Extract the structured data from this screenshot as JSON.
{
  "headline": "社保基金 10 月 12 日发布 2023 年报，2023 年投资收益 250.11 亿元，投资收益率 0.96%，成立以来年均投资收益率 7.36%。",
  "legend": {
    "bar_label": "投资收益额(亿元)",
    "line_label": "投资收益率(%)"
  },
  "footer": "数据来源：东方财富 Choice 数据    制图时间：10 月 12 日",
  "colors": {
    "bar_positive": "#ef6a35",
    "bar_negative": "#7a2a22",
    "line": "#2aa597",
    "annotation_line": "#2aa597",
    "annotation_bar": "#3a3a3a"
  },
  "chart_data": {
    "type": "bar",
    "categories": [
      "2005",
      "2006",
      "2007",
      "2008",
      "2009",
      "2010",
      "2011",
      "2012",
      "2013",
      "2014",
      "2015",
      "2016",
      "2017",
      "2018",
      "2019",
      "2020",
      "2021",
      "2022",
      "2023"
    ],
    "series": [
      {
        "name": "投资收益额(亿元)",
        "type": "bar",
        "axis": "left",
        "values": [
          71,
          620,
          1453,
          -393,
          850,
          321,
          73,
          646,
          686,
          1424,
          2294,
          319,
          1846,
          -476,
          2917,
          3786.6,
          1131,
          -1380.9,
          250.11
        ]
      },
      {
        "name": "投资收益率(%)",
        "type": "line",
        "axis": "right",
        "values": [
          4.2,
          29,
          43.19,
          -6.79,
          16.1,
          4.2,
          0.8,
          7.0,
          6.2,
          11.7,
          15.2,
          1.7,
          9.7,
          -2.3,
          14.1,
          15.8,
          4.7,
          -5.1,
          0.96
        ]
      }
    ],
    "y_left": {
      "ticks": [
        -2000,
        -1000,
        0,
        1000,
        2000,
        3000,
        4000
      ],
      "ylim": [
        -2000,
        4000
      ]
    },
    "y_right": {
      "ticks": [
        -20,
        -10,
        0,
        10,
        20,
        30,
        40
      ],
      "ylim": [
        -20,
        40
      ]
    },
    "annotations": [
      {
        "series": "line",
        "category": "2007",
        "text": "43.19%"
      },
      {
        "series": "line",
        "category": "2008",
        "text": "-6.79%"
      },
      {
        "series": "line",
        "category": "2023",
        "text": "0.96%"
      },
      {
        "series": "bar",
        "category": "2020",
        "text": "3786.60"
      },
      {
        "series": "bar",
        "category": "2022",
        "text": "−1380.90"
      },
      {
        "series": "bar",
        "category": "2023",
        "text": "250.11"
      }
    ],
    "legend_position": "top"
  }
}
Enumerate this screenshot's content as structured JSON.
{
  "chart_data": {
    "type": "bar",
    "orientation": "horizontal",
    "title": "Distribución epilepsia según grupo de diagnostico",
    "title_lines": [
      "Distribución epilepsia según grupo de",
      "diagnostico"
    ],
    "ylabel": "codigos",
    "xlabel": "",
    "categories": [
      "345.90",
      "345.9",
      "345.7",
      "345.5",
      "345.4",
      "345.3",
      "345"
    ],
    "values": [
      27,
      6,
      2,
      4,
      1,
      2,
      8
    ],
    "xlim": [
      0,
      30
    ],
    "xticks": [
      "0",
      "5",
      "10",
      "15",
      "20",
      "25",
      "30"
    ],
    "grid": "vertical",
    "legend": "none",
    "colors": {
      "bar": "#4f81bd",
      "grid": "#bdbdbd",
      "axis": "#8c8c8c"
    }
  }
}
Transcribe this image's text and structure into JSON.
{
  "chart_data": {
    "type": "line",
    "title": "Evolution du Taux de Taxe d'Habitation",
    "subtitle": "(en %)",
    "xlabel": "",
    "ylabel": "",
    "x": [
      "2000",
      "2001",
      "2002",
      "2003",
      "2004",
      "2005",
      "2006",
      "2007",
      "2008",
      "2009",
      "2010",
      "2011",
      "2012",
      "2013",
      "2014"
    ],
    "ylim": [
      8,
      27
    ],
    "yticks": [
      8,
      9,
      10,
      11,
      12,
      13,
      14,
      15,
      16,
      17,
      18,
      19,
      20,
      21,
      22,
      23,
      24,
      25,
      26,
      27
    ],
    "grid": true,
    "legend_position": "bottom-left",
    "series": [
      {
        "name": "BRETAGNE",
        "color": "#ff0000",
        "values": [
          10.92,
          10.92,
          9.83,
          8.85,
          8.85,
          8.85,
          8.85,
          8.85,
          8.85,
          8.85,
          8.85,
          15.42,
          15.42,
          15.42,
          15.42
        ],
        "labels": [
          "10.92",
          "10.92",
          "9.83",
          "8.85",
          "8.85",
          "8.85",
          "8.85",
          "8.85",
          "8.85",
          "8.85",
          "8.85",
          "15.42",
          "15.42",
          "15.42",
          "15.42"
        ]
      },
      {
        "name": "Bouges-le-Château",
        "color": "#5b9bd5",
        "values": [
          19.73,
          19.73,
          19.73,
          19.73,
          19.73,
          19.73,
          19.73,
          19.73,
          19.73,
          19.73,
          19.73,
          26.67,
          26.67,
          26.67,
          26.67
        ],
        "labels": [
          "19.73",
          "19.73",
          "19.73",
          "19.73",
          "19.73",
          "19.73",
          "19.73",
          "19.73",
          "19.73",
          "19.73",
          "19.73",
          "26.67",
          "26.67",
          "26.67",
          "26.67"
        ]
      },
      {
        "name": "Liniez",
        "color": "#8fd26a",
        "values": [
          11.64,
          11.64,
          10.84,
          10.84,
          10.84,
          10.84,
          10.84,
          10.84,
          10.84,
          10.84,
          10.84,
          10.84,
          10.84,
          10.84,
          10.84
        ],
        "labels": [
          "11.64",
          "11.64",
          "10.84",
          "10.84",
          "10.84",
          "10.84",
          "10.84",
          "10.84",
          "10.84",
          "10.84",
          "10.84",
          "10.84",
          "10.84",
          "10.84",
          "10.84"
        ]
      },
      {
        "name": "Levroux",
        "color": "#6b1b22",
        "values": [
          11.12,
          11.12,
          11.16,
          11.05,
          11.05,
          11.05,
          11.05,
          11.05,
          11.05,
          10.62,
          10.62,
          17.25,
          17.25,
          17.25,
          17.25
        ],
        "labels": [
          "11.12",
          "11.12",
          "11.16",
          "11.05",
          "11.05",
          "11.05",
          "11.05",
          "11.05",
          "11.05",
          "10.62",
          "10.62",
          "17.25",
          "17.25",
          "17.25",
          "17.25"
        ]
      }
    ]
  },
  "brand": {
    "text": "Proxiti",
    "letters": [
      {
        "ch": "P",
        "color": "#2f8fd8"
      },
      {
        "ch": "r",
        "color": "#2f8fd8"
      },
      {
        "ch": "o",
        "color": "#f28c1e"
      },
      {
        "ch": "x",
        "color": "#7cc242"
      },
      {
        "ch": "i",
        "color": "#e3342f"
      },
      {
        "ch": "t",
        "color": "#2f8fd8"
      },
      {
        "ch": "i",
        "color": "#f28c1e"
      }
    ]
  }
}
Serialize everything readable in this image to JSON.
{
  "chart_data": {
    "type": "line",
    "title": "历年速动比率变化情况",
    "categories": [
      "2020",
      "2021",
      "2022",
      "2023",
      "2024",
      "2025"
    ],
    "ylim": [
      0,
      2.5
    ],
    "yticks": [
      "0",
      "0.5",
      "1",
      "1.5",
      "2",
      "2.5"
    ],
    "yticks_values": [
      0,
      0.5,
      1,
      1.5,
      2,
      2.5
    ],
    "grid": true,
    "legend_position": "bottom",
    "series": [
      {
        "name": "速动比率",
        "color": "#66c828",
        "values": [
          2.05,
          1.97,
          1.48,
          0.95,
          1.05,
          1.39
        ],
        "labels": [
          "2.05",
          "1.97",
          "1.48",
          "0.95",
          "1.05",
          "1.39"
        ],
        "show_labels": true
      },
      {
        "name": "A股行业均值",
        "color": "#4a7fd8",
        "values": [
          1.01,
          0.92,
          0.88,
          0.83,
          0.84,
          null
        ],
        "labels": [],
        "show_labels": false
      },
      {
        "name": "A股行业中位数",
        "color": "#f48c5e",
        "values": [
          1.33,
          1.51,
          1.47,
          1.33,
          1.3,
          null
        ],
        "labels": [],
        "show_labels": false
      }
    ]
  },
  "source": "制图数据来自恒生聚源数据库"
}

• • • • •

- Job -
State the number of lines in the records that include "diagnostico", and write nothing else.

- Output -
2